What is needed. Copy every entry exactly.

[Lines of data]
★ ★ ★ ★ ★ ★ ★

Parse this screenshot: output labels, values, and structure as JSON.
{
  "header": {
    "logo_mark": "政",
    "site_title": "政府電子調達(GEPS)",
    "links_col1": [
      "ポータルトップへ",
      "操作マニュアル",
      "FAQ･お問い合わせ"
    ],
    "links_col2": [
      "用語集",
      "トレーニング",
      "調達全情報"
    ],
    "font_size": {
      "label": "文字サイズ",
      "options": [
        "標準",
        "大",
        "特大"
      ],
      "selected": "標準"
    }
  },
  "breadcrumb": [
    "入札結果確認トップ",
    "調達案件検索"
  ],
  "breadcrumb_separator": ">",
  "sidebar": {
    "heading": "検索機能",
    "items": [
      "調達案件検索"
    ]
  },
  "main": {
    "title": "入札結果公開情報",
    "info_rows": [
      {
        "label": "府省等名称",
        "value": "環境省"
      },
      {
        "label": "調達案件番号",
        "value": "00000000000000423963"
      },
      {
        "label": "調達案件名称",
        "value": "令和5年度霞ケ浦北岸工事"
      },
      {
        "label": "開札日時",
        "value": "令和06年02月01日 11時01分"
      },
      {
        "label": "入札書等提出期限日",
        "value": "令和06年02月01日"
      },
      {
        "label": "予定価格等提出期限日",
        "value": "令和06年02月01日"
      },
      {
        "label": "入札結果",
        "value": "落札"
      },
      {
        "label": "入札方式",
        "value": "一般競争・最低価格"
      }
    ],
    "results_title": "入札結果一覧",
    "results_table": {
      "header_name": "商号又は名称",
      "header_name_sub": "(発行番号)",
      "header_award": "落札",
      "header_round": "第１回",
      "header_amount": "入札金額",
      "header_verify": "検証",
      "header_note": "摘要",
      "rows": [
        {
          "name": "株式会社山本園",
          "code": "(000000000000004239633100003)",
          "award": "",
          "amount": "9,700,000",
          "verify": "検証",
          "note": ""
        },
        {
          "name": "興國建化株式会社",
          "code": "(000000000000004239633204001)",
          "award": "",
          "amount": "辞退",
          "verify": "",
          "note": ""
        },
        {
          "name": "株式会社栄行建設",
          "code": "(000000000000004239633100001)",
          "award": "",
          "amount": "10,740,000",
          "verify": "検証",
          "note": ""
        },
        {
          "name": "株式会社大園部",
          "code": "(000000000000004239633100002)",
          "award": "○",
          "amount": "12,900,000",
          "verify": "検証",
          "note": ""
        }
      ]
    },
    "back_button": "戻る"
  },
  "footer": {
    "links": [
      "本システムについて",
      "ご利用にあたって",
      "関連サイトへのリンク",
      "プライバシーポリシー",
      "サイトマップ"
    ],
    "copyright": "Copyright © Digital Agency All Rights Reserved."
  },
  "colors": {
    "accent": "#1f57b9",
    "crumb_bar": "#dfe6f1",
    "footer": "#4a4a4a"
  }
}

★ ★ ★ ★ ★ ★ ★

Exercise output.
Parse this screenshot: output labels, values, and structure as JSON.
{
  "header": {
    "logo_mark": "政",
    "site_title": "政府電子調達(GEPS)",
    "links_col1": [
      "ポータルトップへ",
      "操作マニュアル",
      "FAQ･お問い合わせ"
    ],
    "links_col2": [
      "用語集",
      "トレーニング",
      "調達全情報"
    ],
    "font_size": {
      "label": "文字サイズ",
      "options": [
        "標準",
        "大",
        "特大"
      ],
      "selected": "標準"
    }
  },
  "breadcrumb": [
    "入札結果確認トップ",
    "調達案件検索"
  ],
  "breadcrumb_separator": ">",
  "sidebar": {
    "heading": "検索機能",
    "items": [
      "調達案件検索"
    ]
  },
  "main": {
    "title": "入札結果公開情報",
    "info_rows": [
      {
        "label": "府省等名称",
        "value": "環境省"
      },
      {
        "label": "調達案件番号",
        "value": "00000000000000423963"
      },
      {
        "label": "調達案件名称",
        "value": "令和5年度霞ケ浦北岸工事"
      },
      {
        "label": "開札日時",
        "value": "令和06年02月01日 11時01分"
      },
      {
        "label": "入札書等提出期限日",
        "value": "令和06年02月01日"
      },
      {
        "label": "予定価格等提出期限日",
        "value": "令和06年02月01日"
      },
      {
        "label": "入札結果",
        "value": "落札"
      },
      {
        "label": "入札方式",
        "value": "一般競争・最低価格"
      }
    ],
    "results_title": "入札結果一覧",
    "results_table": {
      "header_name": "商号又は名称",
      "header_name_sub": "(発行番号)",
      "header_award": "落札",
      "header_round": "第１回",
      "header_amount": "入札金額",
      "header_verify": "検証",
      "header_note": "摘要",
      "rows": [
        {
          "name": "株式会社山本園",
          "code": "(000000000000004239633100003)",
          "award": "",
          "amount": "9,700,000",
          "verify": "検証",
          "note": ""
        },
        {
          "name": "興國建化株式会社",
          "code": "(000000000000004239633204001)",
          "award": "",
          "amount": "辞退",
          "verify": "",
          "note": ""
        },
        {
          "name": "株式会社栄行建設",
          "code": "(000000000000004239633100001)",
          "award": "",
          "amount": "10,740,000",
          "verify": "検証",
          "note": ""
        },
        {
          "name": "株式会社大園部",
          "code": "(000000000000004239633100002)",
          "award": "○",
          "amount": "12,900,000",
          "verify": "検証",
          "note": ""
        }
      ]
    },
    "back_button": "戻る"
  },
  "footer": {
    "links": [
      "本システムについて",
      "ご利用にあたって",
      "関連サイトへのリンク",
      "プライバシーポリシー",
      "サイトマップ"
    ],
    "copyright": "Copyright © Digital Agency All Rights Reserved."
  },
  "colors": {
    "accent": "#1f57b9",
    "crumb_bar": "#dfe6f1",
    "footer": "#4a4a4a"
  }
}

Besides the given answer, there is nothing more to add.